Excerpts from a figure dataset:

--- Begin ---

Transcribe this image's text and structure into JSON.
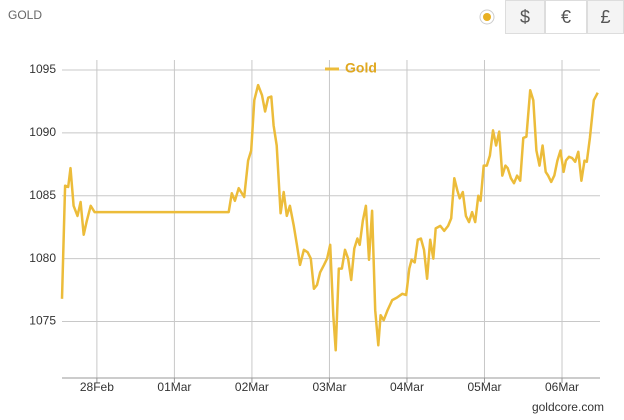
{
  "header": {
    "title": "GOLD",
    "currencies": [
      "$",
      "€",
      "£"
    ]
  },
  "chart_data": {
    "type": "line",
    "x": [
      -0.45,
      -0.41,
      -0.37,
      -0.34,
      -0.3,
      -0.25,
      -0.21,
      -0.17,
      -0.13,
      -0.08,
      -0.03,
      1.7,
      1.74,
      1.78,
      1.83,
      1.9,
      1.95,
      1.99,
      2.03,
      2.08,
      2.13,
      2.17,
      2.21,
      2.25,
      2.28,
      2.32,
      2.37,
      2.41,
      2.45,
      2.49,
      2.54,
      2.58,
      2.62,
      2.67,
      2.72,
      2.76,
      2.8,
      2.84,
      2.88,
      2.93,
      2.97,
      3.01,
      3.05,
      3.08,
      3.12,
      3.16,
      3.2,
      3.24,
      3.28,
      3.32,
      3.36,
      3.39,
      3.43,
      3.47,
      3.51,
      3.55,
      3.59,
      3.63,
      3.66,
      3.7,
      3.75,
      3.81,
      3.87,
      3.94,
      3.99,
      4.03,
      4.06,
      4.1,
      4.14,
      4.18,
      4.22,
      4.26,
      4.3,
      4.34,
      4.37,
      4.43,
      4.48,
      4.53,
      4.57,
      4.61,
      4.65,
      4.68,
      4.72,
      4.76,
      4.8,
      4.84,
      4.88,
      4.92,
      4.95,
      4.99,
      5.03,
      5.07,
      5.11,
      5.15,
      5.19,
      5.23,
      5.27,
      5.3,
      5.34,
      5.38,
      5.42,
      5.46,
      5.5,
      5.54,
      5.59,
      5.63,
      5.67,
      5.71,
      5.75,
      5.79,
      5.82,
      5.86,
      5.9,
      5.94,
      5.98,
      6.02,
      6.05,
      6.09,
      6.13,
      6.17,
      6.21,
      6.25,
      6.29,
      6.32,
      6.36,
      6.41,
      6.46
    ],
    "series": [
      {
        "name": "Gold",
        "color": "#ecbc3a",
        "values": [
          1076.8,
          1085.8,
          1085.7,
          1087.2,
          1084.2,
          1083.4,
          1084.5,
          1081.9,
          1083.0,
          1084.2,
          1083.7,
          1083.7,
          1085.2,
          1084.6,
          1085.6,
          1084.9,
          1087.8,
          1088.6,
          1092.6,
          1093.8,
          1093.0,
          1091.7,
          1092.8,
          1092.9,
          1090.6,
          1089.0,
          1083.6,
          1085.3,
          1083.4,
          1084.2,
          1082.6,
          1081.1,
          1079.5,
          1080.7,
          1080.5,
          1080.0,
          1077.6,
          1077.9,
          1078.9,
          1079.5,
          1080.0,
          1081.1,
          1075.5,
          1072.7,
          1079.2,
          1079.2,
          1080.7,
          1080.0,
          1078.3,
          1080.8,
          1081.6,
          1081.1,
          1083.0,
          1084.2,
          1079.9,
          1083.8,
          1075.9,
          1073.1,
          1075.5,
          1075.1,
          1075.9,
          1076.7,
          1076.9,
          1077.2,
          1077.1,
          1079.2,
          1079.9,
          1079.7,
          1081.5,
          1081.6,
          1080.7,
          1078.4,
          1081.5,
          1080.0,
          1082.4,
          1082.6,
          1082.2,
          1082.6,
          1083.2,
          1086.4,
          1085.4,
          1084.8,
          1085.3,
          1083.4,
          1082.9,
          1083.7,
          1082.9,
          1085.0,
          1084.6,
          1087.4,
          1087.4,
          1088.2,
          1090.2,
          1089.0,
          1090.1,
          1086.6,
          1087.4,
          1087.2,
          1086.4,
          1086.0,
          1086.6,
          1086.2,
          1089.6,
          1089.7,
          1093.4,
          1092.6,
          1088.6,
          1087.4,
          1089.0,
          1086.9,
          1086.6,
          1086.1,
          1086.6,
          1087.8,
          1088.6,
          1086.9,
          1087.8,
          1088.1,
          1088.0,
          1087.7,
          1088.5,
          1086.2,
          1087.8,
          1087.7,
          1089.6,
          1092.6,
          1093.2
        ]
      }
    ],
    "xlim": [
      -0.45,
      6.49
    ],
    "xticks": [
      {
        "value": 0,
        "label": "28Feb"
      },
      {
        "value": 1,
        "label": "01Mar"
      },
      {
        "value": 2,
        "label": "02Mar"
      },
      {
        "value": 3,
        "label": "03Mar"
      },
      {
        "value": 4,
        "label": "04Mar"
      },
      {
        "value": 5,
        "label": "05Mar"
      },
      {
        "value": 6,
        "label": "06Mar"
      }
    ],
    "ylim": [
      1070.5,
      1095.8
    ],
    "yticks": [
      1075,
      1080,
      1085,
      1090,
      1095
    ],
    "grid": true
  },
  "footer": "goldcore.com"
}
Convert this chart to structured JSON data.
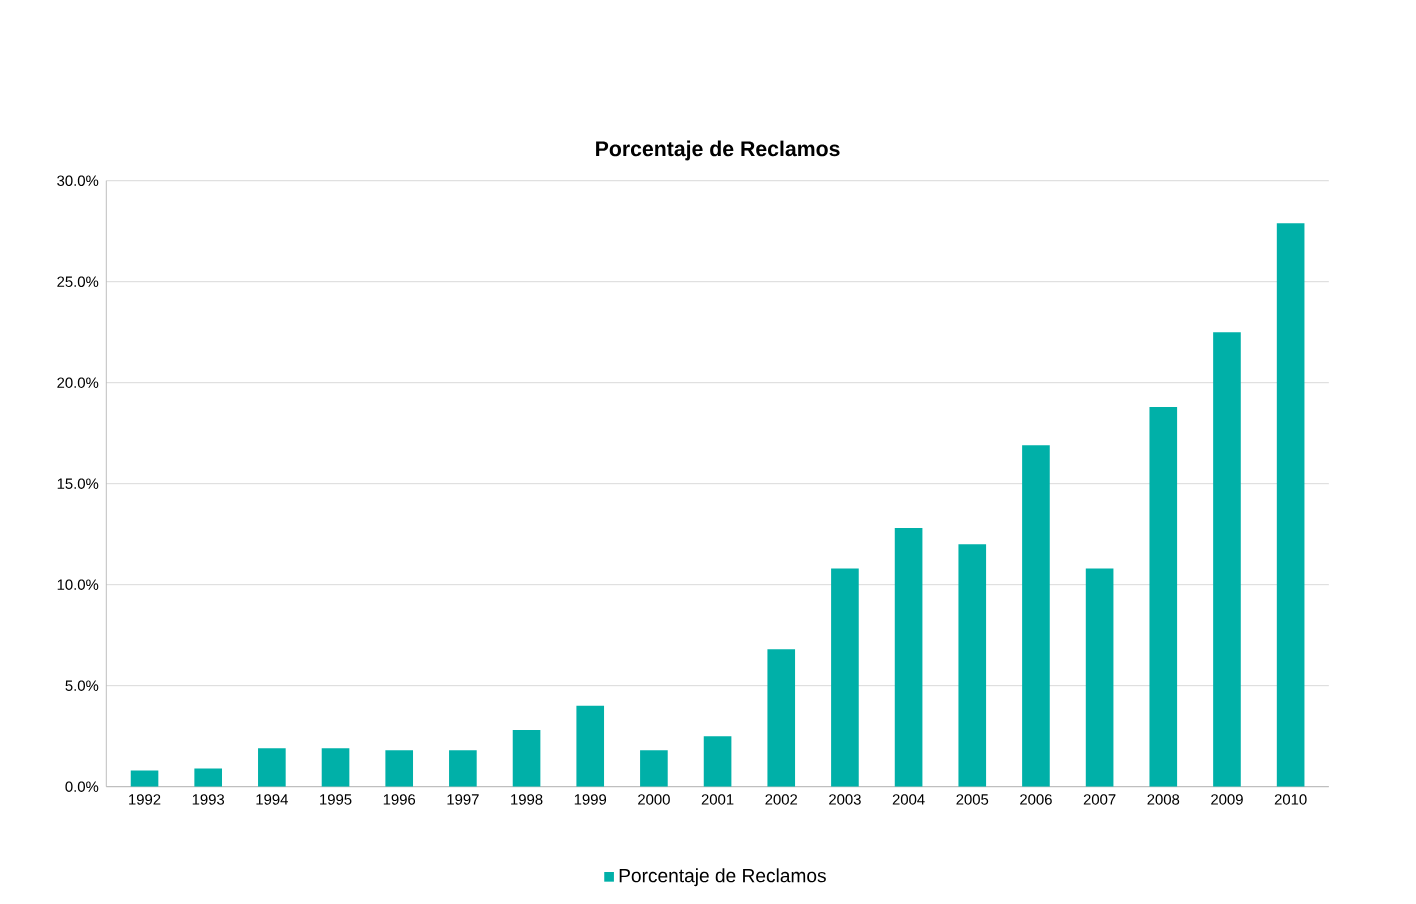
{
  "chart_data": {
    "type": "bar",
    "title": "Porcentaje de Reclamos",
    "categories": [
      "1992",
      "1993",
      "1994",
      "1995",
      "1996",
      "1997",
      "1998",
      "1999",
      "2000",
      "2001",
      "2002",
      "2003",
      "2004",
      "2005",
      "2006",
      "2007",
      "2008",
      "2009",
      "2010"
    ],
    "series": [
      {
        "name": "Porcentaje de Reclamos",
        "color": "#00b0a8",
        "values": [
          0.8,
          0.9,
          1.9,
          1.9,
          1.8,
          1.8,
          2.8,
          4.0,
          1.8,
          2.5,
          6.8,
          10.8,
          12.8,
          12.0,
          16.9,
          10.8,
          18.8,
          22.5,
          27.9
        ]
      }
    ],
    "ylim": [
      0,
      30
    ],
    "yticks": [
      {
        "value": 0,
        "label": "0.0%"
      },
      {
        "value": 5,
        "label": "5.0%"
      },
      {
        "value": 10,
        "label": "10.0%"
      },
      {
        "value": 15,
        "label": "15.0%"
      },
      {
        "value": 20,
        "label": "20.0%"
      },
      {
        "value": 25,
        "label": "25.0%"
      },
      {
        "value": 30,
        "label": "30.0%"
      }
    ],
    "grid": "y",
    "legend": "bottom"
  }
}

--- End ---

Pictures are not part of the copy; reproduce everything else in the records exactly.

Transcribe this image's text and structure into JSON.
{
  "header": {
    "title": "GOLD",
    "currencies": [
      "$",
      "€",
      "£"
    ]
  },
  "chart_data": {
    "type": "line",
    "x": [
      -0.45,
      -0.41,
      -0.37,
      -0.34,
      -0.3,
      -0.25,
      -0.21,
      -0.17,
      -0.13,
      -0.08,
      -0.03,
      1.7,
      1.74,
      1.78,
      1.83,
      1.9,
      1.95,
      1.99,
      2.03,
      2.08,
      2.13,
      2.17,
      2.21,
      2.25,
      2.28,
      2.32,
      2.37,
      2.41,
      2.45,
      2.49,
      2.54,
      2.58,
      2.62,
      2.67,
      2.72,
      2.76,
      2.8,
      2.84,
      2.88,
      2.93,
      2.97,
      3.01,
      3.05,
      3.08,
      3.12,
      3.16,
      3.2,
      3.24,
      3.28,
      3.32,
      3.36,
      3.39,
      3.43,
      3.47,
      3.51,
      3.55,
      3.59,
      3.63,
      3.66,
      3.7,
      3.75,
      3.81,
      3.87,
      3.94,
      3.99,
      4.03,
      4.06,
      4.1,
      4.14,
      4.18,
      4.22,
      4.26,
      4.3,
      4.34,
      4.37,
      4.43,
      4.48,
      4.53,
      4.57,
      4.61,
      4.65,
      4.68,
      4.72,
      4.76,
      4.8,
      4.84,
      4.88,
      4.92,
      4.95,
      4.99,
      5.03,
      5.07,
      5.11,
      5.15,
      5.19,
      5.23,
      5.27,
      5.3,
      5.34,
      5.38,
      5.42,
      5.46,
      5.5,
      5.54,
      5.59,
      5.63,
      5.67,
      5.71,
      5.75,
      5.79,
      5.82,
      5.86,
      5.9,
      5.94,
      5.98,
      6.02,
      6.05,
      6.09,
      6.13,
      6.17,
      6.21,
      6.25,
      6.29,
      6.32,
      6.36,
      6.41,
      6.46
    ],
    "series": [
      {
        "name": "Gold",
        "color": "#ecbc3a",
        "values": [
          1076.8,
          1085.8,
          1085.7,
          1087.2,
          1084.2,
          1083.4,
          1084.5,
          1081.9,
          1083.0,
          1084.2,
          1083.7,
          1083.7,
          1085.2,
          1084.6,
          1085.6,
          1084.9,
          1087.8,
          1088.6,
          1092.6,
          1093.8,
          1093.0,
          1091.7,
          1092.8,
          1092.9,
          1090.6,
          1089.0,
          1083.6,
          1085.3,
          1083.4,
          1084.2,
          1082.6,
          1081.1,
          1079.5,
          1080.7,
          1080.5,
          1080.0,
          1077.6,
          1077.9,
          1078.9,
          1079.5,
          1080.0,
          1081.1,
          1075.5,
          1072.7,
          1079.2,
          1079.2,
          1080.7,
          1080.0,
          1078.3,
          1080.8,
          1081.6,
          1081.1,
          1083.0,
          1084.2,
          1079.9,
          1083.8,
          1075.9,
          1073.1,
          1075.5,
          1075.1,
          1075.9,
          1076.7,
          1076.9,
          1077.2,
          1077.1,
          1079.2,
          1079.9,
          1079.7,
          1081.5,
          1081.6,
          1080.7,
          1078.4,
          1081.5,
          1080.0,
          1082.4,
          1082.6,
          1082.2,
          1082.6,
          1083.2,
          1086.4,
          1085.4,
          1084.8,
          1085.3,
          1083.4,
          1082.9,
          1083.7,
          1082.9,
          1085.0,
          1084.6,
          1087.4,
          1087.4,
          1088.2,
          1090.2,
          1089.0,
          1090.1,
          1086.6,
          1087.4,
          1087.2,
          1086.4,
          1086.0,
          1086.6,
          1086.2,
          1089.6,
          1089.7,
          1093.4,
          1092.6,
          1088.6,
          1087.4,
          1089.0,
          1086.9,
          1086.6,
          1086.1,
          1086.6,
          1087.8,
          1088.6,
          1086.9,
          1087.8,
          1088.1,
          1088.0,
          1087.7,
          1088.5,
          1086.2,
          1087.8,
          1087.7,
          1089.6,
          1092.6,
          1093.2
        ]
      }
    ],
    "xlim": [
      -0.45,
      6.49
    ],
    "xticks": [
      {
        "value": 0,
        "label": "28Feb"
      },
      {
        "value": 1,
        "label": "01Mar"
      },
      {
        "value": 2,
        "label": "02Mar"
      },
      {
        "value": 3,
        "label": "03Mar"
      },
      {
        "value": 4,
        "label": "04Mar"
      },
      {
        "value": 5,
        "label": "05Mar"
      },
      {
        "value": 6,
        "label": "06Mar"
      }
    ],
    "ylim": [
      1070.5,
      1095.8
    ],
    "yticks": [
      1075,
      1080,
      1085,
      1090,
      1095
    ],
    "grid": true
  },
  "footer": "goldcore.com"
}
Convert this chart to structured JSON data.
{
  "chart_data": {
    "type": "bar",
    "title": "Porcentaje de Reclamos",
    "categories": [
      "1992",
      "1993",
      "1994",
      "1995",
      "1996",
      "1997",
      "1998",
      "1999",
      "2000",
      "2001",
      "2002",
      "2003",
      "2004",
      "2005",
      "2006",
      "2007",
      "2008",
      "2009",
      "2010"
    ],
    "series": [
      {
        "name": "Porcentaje de Reclamos",
        "color": "#00b0a8",
        "values": [
          0.8,
          0.9,
          1.9,
          1.9,
          1.8,
          1.8,
          2.8,
          4.0,
          1.8,
          2.5,
          6.8,
          10.8,
          12.8,
          12.0,
          16.9,
          10.8,
          18.8,
          22.5,
          27.9
        ]
      }
    ],
    "ylim": [
      0,
      30
    ],
    "yticks": [
      {
        "value": 0,
        "label": "0.0%"
      },
      {
        "value": 5,
        "label": "5.0%"
      },
      {
        "value": 10,
        "label": "10.0%"
      },
      {
        "value": 15,
        "label": "15.0%"
      },
      {
        "value": 20,
        "label": "20.0%"
      },
      {
        "value": 25,
        "label": "25.0%"
      },
      {
        "value": 30,
        "label": "30.0%"
      }
    ],
    "grid": "y",
    "legend": "bottom"
  }
}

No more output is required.